■ **Exercise objective**
Work out how many lines in the entries below include the word "this". Give nothing but the number.
= = = = =
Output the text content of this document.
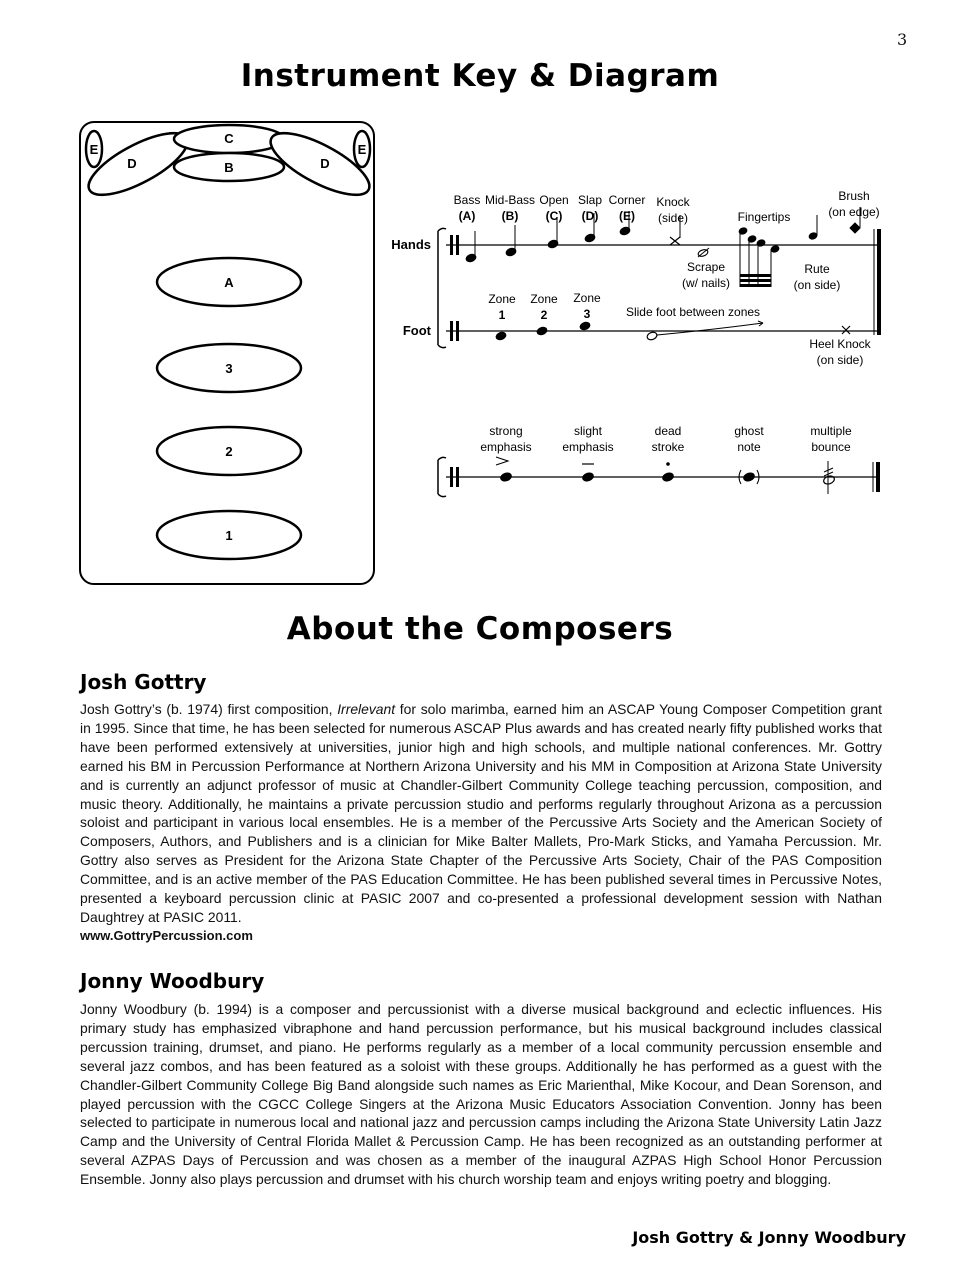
3
Instrument Key & Diagram
E
D
C
B	D
E
A
3
2
1
Bass
(A)
Mid-Bass
(B)
Open
(C)
Slap
(D)
Corner
(E)
Knock
(side)	Fingertips
Brush
(on edge)
Scrape
(w/ nails)
Rute
(on side)
Zone
1
Zone
2
Zone
3	Slide foot between zones
Heel Knock
(on side)
Hands
Foot
strong
emphasis
slight
emphasis
dead
stroke
ghost
note
multiple
bounce
About the Composers
Josh Gottry
Josh Gottry’s (b. 1974) first composition, Irrelevant for solo marimba, earned him an ASCAP Young Composer Competition grant in 1995. Since that time, he has been selected for numerous ASCAP Plus awards and has created nearly fifty published works that have been performed extensively at universities, junior high and high schools, and multiple national conferences. Mr. Gottry earned his BM in Percussion Performance at Northern Arizona University and his MM in Composition at Arizona State University and is currently an adjunct professor of music at Chandler-Gilbert Community College teaching percussion, composition, and music theory. Additionally, he maintains a private percussion studio and performs regularly throughout Arizona as a percussion soloist and participant in various local ensembles. He is a member of the Percussive Arts Society and the American Society of Composers, Authors, and Publishers and is a clinician for Mike Balter Mallets, Pro-Mark Sticks, and Yamaha Percussion. Mr. Gottry also serves as President for the Arizona State Chapter of the Percussive Arts Society, Chair of the PAS Composition Committee, and is an active member of the PAS Education Committee. He has been published several times in Percussive Notes, presented a keyboard percussion clinic at PASIC 2007 and co-presented a professional development session with Nathan Daughtrey at PASIC 2011.
www.GottryPercussion.com
Jonny Woodbury
Jonny Woodbury (b. 1994) is a composer and percussionist with a diverse musical background and eclectic influences. His primary study has emphasized vibraphone and hand percussion performance, but his musical background includes classical percussion training, drumset, and piano. He performs regularly as a member of a local community percussion ensemble and several jazz combos, and has been featured as a soloist with these groups. Additionally he has performed as a guest with the Chandler-Gilbert Community College Big Band alongside such names as Eric Marienthal, Mike Kocour, and Dean Sorenson, and played percussion with the CGCC College Singers at the Arizona Music Educators Association Convention. Jonny has been selected to participate in numerous local and national jazz and percussion camps including the Arizona State University Latin Jazz Camp and the University of Central Florida Mallet & Percussion Camp. He has been recognized as an outstanding performer at several AZPAS Days of Percussion and was chosen as a member of the inaugural AZPAS High School Honor Percussion Ensemble. Jonny also plays percussion and drumset with his church worship team and enjoys writing poetry and blogging.
Josh Gottry & Jonny Woodbury
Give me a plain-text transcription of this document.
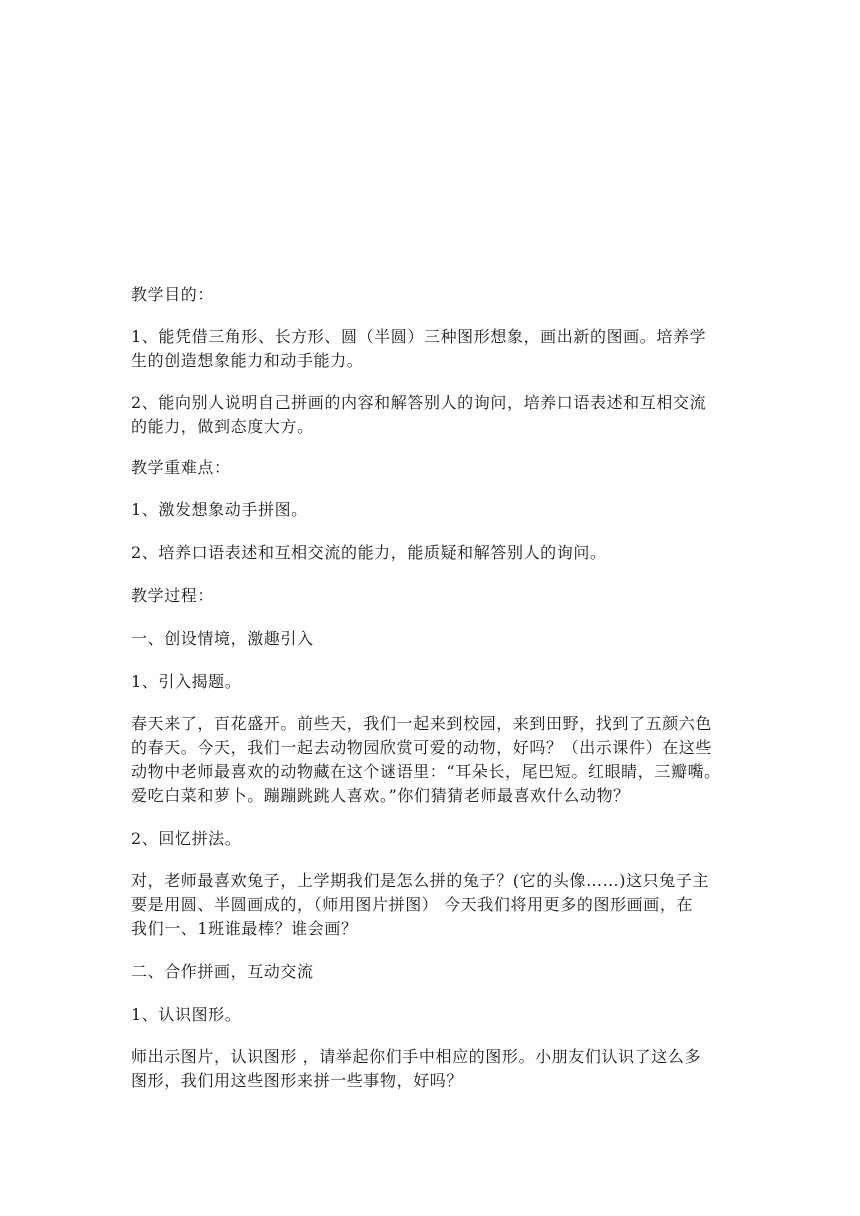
教学目的：

1、能凭借三角形、长方形、圆（半圆）三种图形想象，画出新的图画。培养学
生的创造想象能力和动手能力。

2、能向别人说明自己拼画的内容和解答别人的询问，培养口语表述和互相交流
的能力，做到态度大方。

教学重难点：

1、激发想象动手拼图。

2、培养口语表述和互相交流的能力，能质疑和解答别人的询问。

教学过程：

一、创设情境，激趣引入

1、引入揭题。

春天来了，百花盛开。前些天，我们一起来到校园，来到田野，找到了五颜六色
的春天。今天，我们一起去动物园欣赏可爱的动物，好吗？（出示课件）在这些
动物中老师最喜欢的动物藏在这个谜语里：“耳朵长，尾巴短。红眼睛，三瓣嘴。
爱吃白菜和萝卜。蹦蹦跳跳人喜欢。”你们猜猜老师最喜欢什么动物？

2、回忆拼法。

对，老师最喜欢兔子，上学期我们是怎么拼的兔子？(它的头像……)这只兔子主
要是用圆、半圆画成的，（师用图片拼图） 今天我们将用更多的图形画画，在
我们一、1班谁最棒？谁会画？

二、合作拼画，互动交流

1、认识图形。

师出示图片，认识图形 ，请举起你们手中相应的图形。小朋友们认识了这么多
图形，我们用这些图形来拼一些事物，好吗？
= = = = =
■ **Solution to the problem**
2